Short problem: Looking through the listing, how many of its lines hold the word "JSON"? Answer with only the number.

▼

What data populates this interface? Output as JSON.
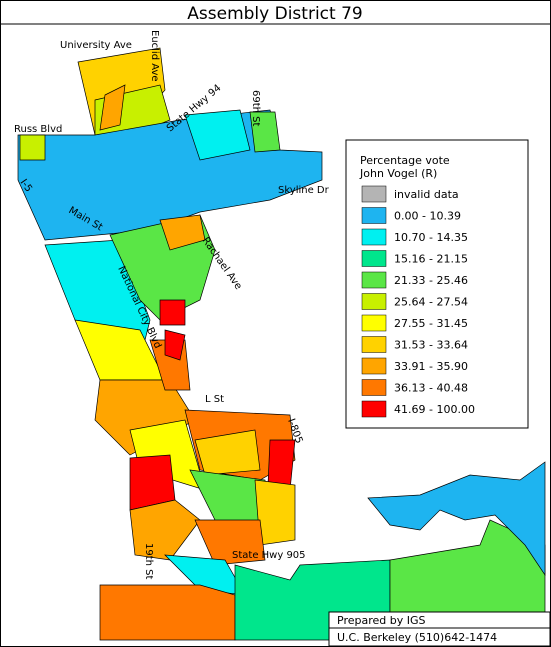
{
  "title": "Assembly District 79",
  "legend": {
    "title_lines": [
      "Percentage vote",
      "John Vogel (R)"
    ],
    "items": [
      {
        "label": "invalid data",
        "color": "#b4b4b4"
      },
      {
        "label": "0.00 -  10.39",
        "color": "#1eb4f0"
      },
      {
        "label": "10.70 -  14.35",
        "color": "#00f0f0"
      },
      {
        "label": "15.16 -  21.15",
        "color": "#00e68c"
      },
      {
        "label": "21.33 -  25.46",
        "color": "#5ae646"
      },
      {
        "label": "25.64 -  27.54",
        "color": "#c8f000"
      },
      {
        "label": "27.55 -  31.45",
        "color": "#ffff00"
      },
      {
        "label": "31.53 -  33.64",
        "color": "#ffd200"
      },
      {
        "label": "33.91 -  35.90",
        "color": "#ffa500"
      },
      {
        "label": "36.13 -  40.48",
        "color": "#ff7800"
      },
      {
        "label": "41.69 - 100.00",
        "color": "#ff0000"
      }
    ]
  },
  "streets": [
    "University Ave",
    "Euclid Ave",
    "State Hwy 94",
    "69th St",
    "Russ Blvd",
    "Skyline Dr",
    "I-5",
    "Main St",
    "Rachael Ave",
    "National City Blvd",
    "L St",
    "I-805",
    "19th St",
    "State Hwy 905"
  ],
  "credits": [
    "Prepared by IGS",
    "U.C. Berkeley (510)642-1474"
  ]
}
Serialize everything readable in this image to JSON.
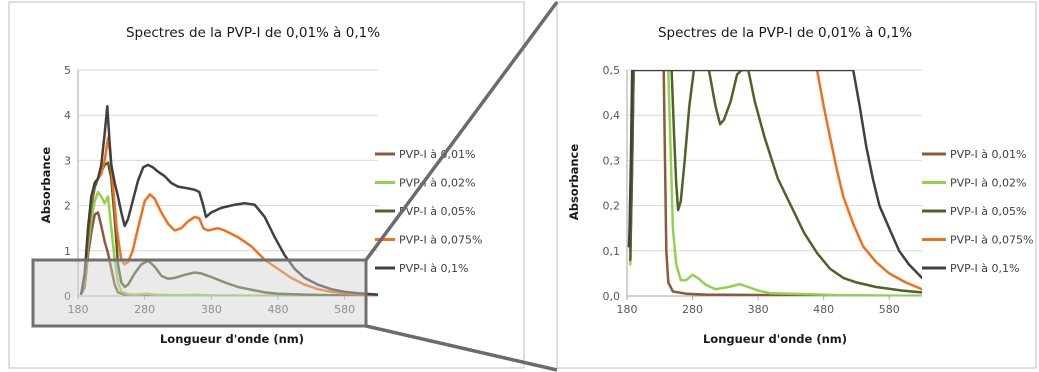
{
  "chart_data": [
    {
      "id": "full",
      "type": "line",
      "title": "Spectres de la PVP-I de 0,01% à 0,1%",
      "xlabel": "Longueur d'onde (nm)",
      "ylabel": "Absorbance",
      "xlim": [
        180,
        630
      ],
      "ylim": [
        0,
        5
      ],
      "xticks": [
        "180",
        "280",
        "380",
        "480",
        "580"
      ],
      "yticks": [
        "0",
        "1",
        "2",
        "3",
        "4",
        "5"
      ],
      "grid": "horizontal",
      "legend": "right",
      "series": [
        {
          "name": "PVP-I à 0,01%",
          "color": "#8B5A3C",
          "points": [
            [
              185,
              0.05
            ],
            [
              190,
              0.2
            ],
            [
              195,
              0.9
            ],
            [
              200,
              1.4
            ],
            [
              205,
              1.8
            ],
            [
              210,
              1.85
            ],
            [
              215,
              1.55
            ],
            [
              220,
              1.2
            ],
            [
              225,
              0.95
            ],
            [
              230,
              0.6
            ],
            [
              235,
              0.25
            ],
            [
              240,
              0.08
            ],
            [
              250,
              0.03
            ],
            [
              300,
              0.01
            ],
            [
              630,
              0.0
            ]
          ]
        },
        {
          "name": "PVP-I à 0,02%",
          "color": "#92D050",
          "points": [
            [
              185,
              0.05
            ],
            [
              190,
              0.3
            ],
            [
              195,
              1.1
            ],
            [
              200,
              1.7
            ],
            [
              205,
              2.1
            ],
            [
              210,
              2.3
            ],
            [
              215,
              2.2
            ],
            [
              220,
              2.05
            ],
            [
              225,
              2.2
            ],
            [
              230,
              1.5
            ],
            [
              235,
              0.8
            ],
            [
              240,
              0.3
            ],
            [
              245,
              0.1
            ],
            [
              255,
              0.04
            ],
            [
              270,
              0.03
            ],
            [
              282,
              0.05
            ],
            [
              295,
              0.03
            ],
            [
              320,
              0.015
            ],
            [
              340,
              0.02
            ],
            [
              355,
              0.025
            ],
            [
              380,
              0.01
            ],
            [
              450,
              0.005
            ],
            [
              630,
              0.0
            ]
          ]
        },
        {
          "name": "PVP-I à 0,05%",
          "color": "#4F6228",
          "points": [
            [
              185,
              0.05
            ],
            [
              190,
              0.4
            ],
            [
              195,
              1.3
            ],
            [
              200,
              2.0
            ],
            [
              205,
              2.4
            ],
            [
              210,
              2.6
            ],
            [
              215,
              2.75
            ],
            [
              220,
              2.9
            ],
            [
              225,
              2.95
            ],
            [
              230,
              2.6
            ],
            [
              235,
              1.7
            ],
            [
              240,
              0.7
            ],
            [
              245,
              0.3
            ],
            [
              250,
              0.2
            ],
            [
              255,
              0.25
            ],
            [
              265,
              0.5
            ],
            [
              275,
              0.7
            ],
            [
              285,
              0.78
            ],
            [
              295,
              0.65
            ],
            [
              305,
              0.45
            ],
            [
              315,
              0.38
            ],
            [
              325,
              0.4
            ],
            [
              340,
              0.47
            ],
            [
              355,
              0.52
            ],
            [
              365,
              0.5
            ],
            [
              380,
              0.42
            ],
            [
              400,
              0.3
            ],
            [
              420,
              0.2
            ],
            [
              440,
              0.14
            ],
            [
              460,
              0.08
            ],
            [
              480,
              0.05
            ],
            [
              520,
              0.03
            ],
            [
              560,
              0.015
            ],
            [
              630,
              0.005
            ]
          ]
        },
        {
          "name": "PVP-I à 0,075%",
          "color": "#F07020",
          "points": [
            [
              185,
              0.05
            ],
            [
              190,
              0.4
            ],
            [
              195,
              1.4
            ],
            [
              200,
              2.1
            ],
            [
              205,
              2.5
            ],
            [
              210,
              2.6
            ],
            [
              215,
              2.7
            ],
            [
              220,
              3.0
            ],
            [
              225,
              3.5
            ],
            [
              228,
              3.2
            ],
            [
              232,
              2.5
            ],
            [
              238,
              1.5
            ],
            [
              245,
              0.8
            ],
            [
              250,
              0.7
            ],
            [
              255,
              0.75
            ],
            [
              262,
              1.0
            ],
            [
              270,
              1.5
            ],
            [
              280,
              2.1
            ],
            [
              288,
              2.25
            ],
            [
              295,
              2.15
            ],
            [
              305,
              1.85
            ],
            [
              315,
              1.6
            ],
            [
              325,
              1.45
            ],
            [
              335,
              1.5
            ],
            [
              345,
              1.65
            ],
            [
              355,
              1.75
            ],
            [
              362,
              1.72
            ],
            [
              368,
              1.5
            ],
            [
              375,
              1.45
            ],
            [
              390,
              1.5
            ],
            [
              400,
              1.45
            ],
            [
              420,
              1.3
            ],
            [
              440,
              1.1
            ],
            [
              460,
              0.8
            ],
            [
              480,
              0.6
            ],
            [
              500,
              0.4
            ],
            [
              520,
              0.25
            ],
            [
              540,
              0.15
            ],
            [
              560,
              0.09
            ],
            [
              580,
              0.06
            ],
            [
              600,
              0.04
            ],
            [
              630,
              0.02
            ]
          ]
        },
        {
          "name": "PVP-I à 0,1%",
          "color": "#404040",
          "points": [
            [
              185,
              0.05
            ],
            [
              190,
              0.5
            ],
            [
              195,
              1.5
            ],
            [
              200,
              2.2
            ],
            [
              205,
              2.5
            ],
            [
              210,
              2.6
            ],
            [
              215,
              2.9
            ],
            [
              220,
              3.6
            ],
            [
              224,
              4.2
            ],
            [
              227,
              3.5
            ],
            [
              230,
              2.9
            ],
            [
              235,
              2.5
            ],
            [
              240,
              2.2
            ],
            [
              245,
              1.85
            ],
            [
              250,
              1.55
            ],
            [
              255,
              1.7
            ],
            [
              262,
              2.1
            ],
            [
              270,
              2.55
            ],
            [
              278,
              2.85
            ],
            [
              285,
              2.9
            ],
            [
              292,
              2.85
            ],
            [
              300,
              2.75
            ],
            [
              310,
              2.65
            ],
            [
              320,
              2.5
            ],
            [
              330,
              2.42
            ],
            [
              345,
              2.38
            ],
            [
              355,
              2.35
            ],
            [
              362,
              2.3
            ],
            [
              368,
              2.0
            ],
            [
              372,
              1.75
            ],
            [
              380,
              1.85
            ],
            [
              395,
              1.95
            ],
            [
              415,
              2.02
            ],
            [
              430,
              2.05
            ],
            [
              445,
              2.02
            ],
            [
              460,
              1.75
            ],
            [
              475,
              1.3
            ],
            [
              490,
              0.9
            ],
            [
              505,
              0.6
            ],
            [
              520,
              0.4
            ],
            [
              540,
              0.25
            ],
            [
              560,
              0.15
            ],
            [
              580,
              0.09
            ],
            [
              600,
              0.06
            ],
            [
              630,
              0.03
            ]
          ]
        }
      ]
    },
    {
      "id": "zoom",
      "type": "line",
      "title": "Spectres de la PVP-I de 0,01% à 0,1%",
      "xlabel": "Longueur d'onde (nm)",
      "ylabel": "Absorbance",
      "xlim": [
        180,
        630
      ],
      "ylim": [
        0,
        0.5
      ],
      "xticks": [
        "180",
        "280",
        "380",
        "480",
        "580"
      ],
      "yticks": [
        "0,0",
        "0,1",
        "0,2",
        "0,3",
        "0,4",
        "0,5"
      ],
      "grid": "horizontal",
      "legend": "right",
      "series": [
        {
          "name": "PVP-I à 0,01%",
          "color": "#8B5A3C",
          "points": [
            [
              185,
              0.1
            ],
            [
              188,
              0.3
            ],
            [
              190,
              0.5
            ],
            [
              230,
              0.6
            ],
            [
              236,
              0.5
            ],
            [
              238,
              0.3
            ],
            [
              240,
              0.1
            ],
            [
              243,
              0.03
            ],
            [
              250,
              0.01
            ],
            [
              270,
              0.005
            ],
            [
              300,
              0.003
            ],
            [
              630,
              0.0
            ]
          ]
        },
        {
          "name": "PVP-I à 0,02%",
          "color": "#92D050",
          "points": [
            [
              185,
              0.07
            ],
            [
              188,
              0.3
            ],
            [
              190,
              0.5
            ],
            [
              236,
              0.6
            ],
            [
              243,
              0.5
            ],
            [
              247,
              0.3
            ],
            [
              250,
              0.15
            ],
            [
              255,
              0.07
            ],
            [
              262,
              0.035
            ],
            [
              270,
              0.035
            ],
            [
              280,
              0.047
            ],
            [
              288,
              0.04
            ],
            [
              300,
              0.025
            ],
            [
              315,
              0.015
            ],
            [
              335,
              0.02
            ],
            [
              352,
              0.026
            ],
            [
              365,
              0.02
            ],
            [
              380,
              0.012
            ],
            [
              400,
              0.006
            ],
            [
              430,
              0.005
            ],
            [
              460,
              0.004
            ],
            [
              500,
              0.002
            ],
            [
              630,
              0.0
            ]
          ]
        },
        {
          "name": "PVP-I à 0,05%",
          "color": "#4F6228",
          "points": [
            [
              185,
              0.08
            ],
            [
              188,
              0.3
            ],
            [
              190,
              0.5
            ],
            [
              242,
              0.6
            ],
            [
              248,
              0.5
            ],
            [
              252,
              0.35
            ],
            [
              255,
              0.25
            ],
            [
              258,
              0.19
            ],
            [
              262,
              0.21
            ],
            [
              268,
              0.3
            ],
            [
              275,
              0.42
            ],
            [
              282,
              0.5
            ],
            [
              290,
              0.6
            ],
            [
              305,
              0.5
            ],
            [
              315,
              0.42
            ],
            [
              322,
              0.38
            ],
            [
              328,
              0.39
            ],
            [
              338,
              0.43
            ],
            [
              348,
              0.49
            ],
            [
              355,
              0.5
            ],
            [
              365,
              0.5
            ],
            [
              375,
              0.43
            ],
            [
              390,
              0.35
            ],
            [
              410,
              0.26
            ],
            [
              430,
              0.2
            ],
            [
              450,
              0.14
            ],
            [
              470,
              0.095
            ],
            [
              490,
              0.06
            ],
            [
              510,
              0.04
            ],
            [
              530,
              0.03
            ],
            [
              560,
              0.02
            ],
            [
              600,
              0.012
            ],
            [
              630,
              0.008
            ]
          ]
        },
        {
          "name": "PVP-I à 0,075%",
          "color": "#F07020",
          "points": [
            [
              470,
              0.5
            ],
            [
              480,
              0.42
            ],
            [
              490,
              0.35
            ],
            [
              500,
              0.28
            ],
            [
              510,
              0.22
            ],
            [
              525,
              0.16
            ],
            [
              540,
              0.11
            ],
            [
              560,
              0.075
            ],
            [
              580,
              0.05
            ],
            [
              605,
              0.03
            ],
            [
              630,
              0.015
            ]
          ]
        },
        {
          "name": "PVP-I à 0,1%",
          "color": "#404040",
          "points": [
            [
              183,
              0.11
            ],
            [
              184,
              0.15
            ],
            [
              186,
              0.3
            ],
            [
              188,
              0.5
            ],
            [
              525,
              0.5
            ],
            [
              535,
              0.42
            ],
            [
              545,
              0.33
            ],
            [
              555,
              0.26
            ],
            [
              565,
              0.2
            ],
            [
              580,
              0.15
            ],
            [
              595,
              0.1
            ],
            [
              610,
              0.07
            ],
            [
              630,
              0.04
            ]
          ]
        }
      ]
    }
  ]
}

▲

Exercise output: 2